[BEGIN]

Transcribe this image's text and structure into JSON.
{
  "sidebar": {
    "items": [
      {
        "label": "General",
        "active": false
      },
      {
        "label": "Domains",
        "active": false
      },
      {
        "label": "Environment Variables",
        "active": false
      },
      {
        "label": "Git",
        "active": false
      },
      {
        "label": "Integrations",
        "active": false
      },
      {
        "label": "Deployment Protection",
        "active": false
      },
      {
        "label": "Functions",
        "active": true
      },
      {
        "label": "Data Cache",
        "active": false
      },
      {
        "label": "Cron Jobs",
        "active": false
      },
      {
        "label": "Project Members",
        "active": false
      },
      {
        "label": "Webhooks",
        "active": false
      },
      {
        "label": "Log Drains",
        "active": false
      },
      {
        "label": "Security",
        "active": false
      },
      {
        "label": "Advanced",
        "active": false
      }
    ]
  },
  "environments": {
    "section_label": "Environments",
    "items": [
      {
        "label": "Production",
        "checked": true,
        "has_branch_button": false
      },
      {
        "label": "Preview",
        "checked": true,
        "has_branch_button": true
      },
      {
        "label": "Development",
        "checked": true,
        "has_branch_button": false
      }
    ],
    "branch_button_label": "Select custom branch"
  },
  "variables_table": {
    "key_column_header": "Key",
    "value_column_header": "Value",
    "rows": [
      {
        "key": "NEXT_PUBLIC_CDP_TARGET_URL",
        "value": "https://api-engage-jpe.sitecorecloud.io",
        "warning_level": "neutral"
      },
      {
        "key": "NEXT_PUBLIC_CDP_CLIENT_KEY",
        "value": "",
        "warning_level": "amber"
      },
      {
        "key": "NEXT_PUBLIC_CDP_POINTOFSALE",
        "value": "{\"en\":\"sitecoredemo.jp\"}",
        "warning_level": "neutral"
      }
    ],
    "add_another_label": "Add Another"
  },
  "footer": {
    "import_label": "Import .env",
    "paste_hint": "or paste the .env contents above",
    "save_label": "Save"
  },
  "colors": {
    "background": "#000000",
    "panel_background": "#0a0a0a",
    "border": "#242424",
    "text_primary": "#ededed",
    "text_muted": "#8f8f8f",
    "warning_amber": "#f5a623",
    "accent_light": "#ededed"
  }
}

[END]

▶ [What is needed]:
All of the data shown above must be copied exactly.

▶ [Response to this exercise]:
Transcribe this image's text and structure into JSON.
{
  "sidebar": {
    "items": [
      {
        "label": "General",
        "active": false
      },
      {
        "label": "Domains",
        "active": false
      },
      {
        "label": "Environment Variables",
        "active": false
      },
      {
        "label": "Git",
        "active": false
      },
      {
        "label": "Integrations",
        "active": false
      },
      {
        "label": "Deployment Protection",
        "active": false
      },
      {
        "label": "Functions",
        "active": true
      },
      {
        "label": "Data Cache",
        "active": false
      },
      {
        "label": "Cron Jobs",
        "active": false
      },
      {
        "label": "Project Members",
        "active": false
      },
      {
        "label": "Webhooks",
        "active": false
      },
      {
        "label": "Log Drains",
        "active": false
      },
      {
        "label": "Security",
        "active": false
      },
      {
        "label": "Advanced",
        "active": false
      }
    ]
  },
  "environments": {
    "section_label": "Environments",
    "items": [
      {
        "label": "Production",
        "checked": true,
        "has_branch_button": false
      },
      {
        "label": "Preview",
        "checked": true,
        "has_branch_button": true
      },
      {
        "label": "Development",
        "checked": true,
        "has_branch_button": false
      }
    ],
    "branch_button_label": "Select custom branch"
  },
  "variables_table": {
    "key_column_header": "Key",
    "value_column_header": "Value",
    "rows": [
      {
        "key": "NEXT_PUBLIC_CDP_TARGET_URL",
        "value": "https://api-engage-jpe.sitecorecloud.io",
        "warning_level": "neutral"
      },
      {
        "key": "NEXT_PUBLIC_CDP_CLIENT_KEY",
        "value": "",
        "warning_level": "amber"
      },
      {
        "key": "NEXT_PUBLIC_CDP_POINTOFSALE",
        "value": "{\"en\":\"sitecoredemo.jp\"}",
        "warning_level": "neutral"
      }
    ],
    "add_another_label": "Add Another"
  },
  "footer": {
    "import_label": "Import .env",
    "paste_hint": "or paste the .env contents above",
    "save_label": "Save"
  },
  "colors": {
    "background": "#000000",
    "panel_background": "#0a0a0a",
    "border": "#242424",
    "text_primary": "#ededed",
    "text_muted": "#8f8f8f",
    "warning_amber": "#f5a623",
    "accent_light": "#ededed"
  }
}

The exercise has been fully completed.